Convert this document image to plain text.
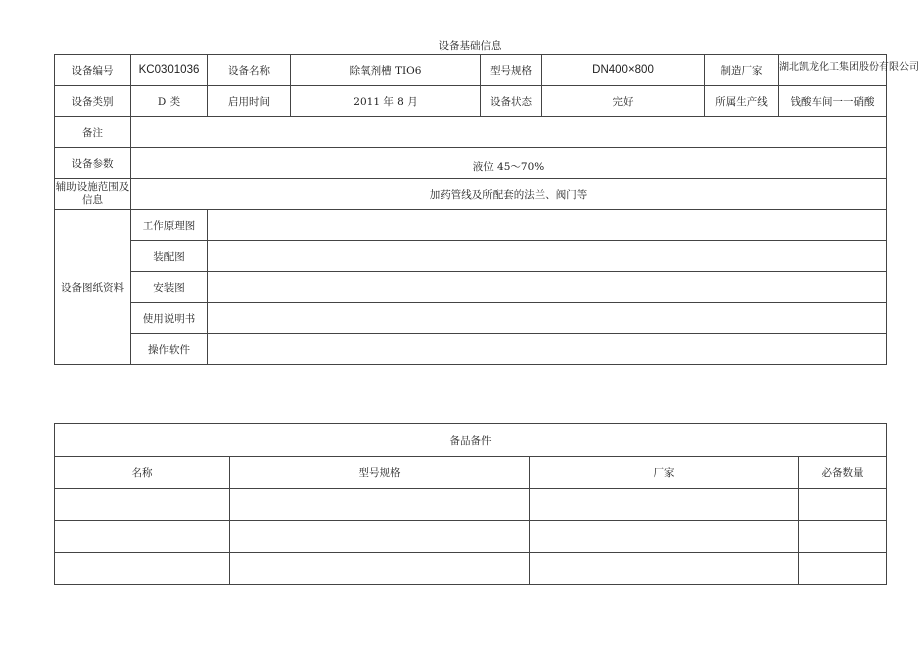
设备基础信息
设备编号	KC0301036	设备名称	除氧剂槽 TIO6	型号规格	DN400×800	制造厂家	湖北凯龙化工集团股份有限公司
设备类别	D 类	启用时间	2011 年 8 月	设备状态	完好	所属生产线	钱酸车间一一硝酸
备注							
设备参数	液位 45～70%						
辅助设施范围及信息	加药管线及所配套的法兰、阀门等						
设备图纸资料	工作原理图						
	装配图						
	安装图						
	使用说明书						
	操作软件						
备品备件			
名称	型号规格	厂家	必备数量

........

Stated exercise:
Write the material out again exactly as it appears, dropping the pictures.

Output below:
Convert this document image to plain text.
设备基础信息
设备编号	KC0301036	设备名称	除氧剂槽 TIO6	型号规格	DN400×800	制造厂家	湖北凯龙化工集团股份有限公司
设备类别	D 类	启用时间	2011 年 8 月	设备状态	完好	所属生产线	钱酸车间一一硝酸
备注							
设备参数	液位 45～70%						
辅助设施范围及信息	加药管线及所配套的法兰、阀门等						
设备图纸资料	工作原理图						
	装配图						
	安装图						
	使用说明书						
	操作软件						
备品备件			
名称	型号规格	厂家	必备数量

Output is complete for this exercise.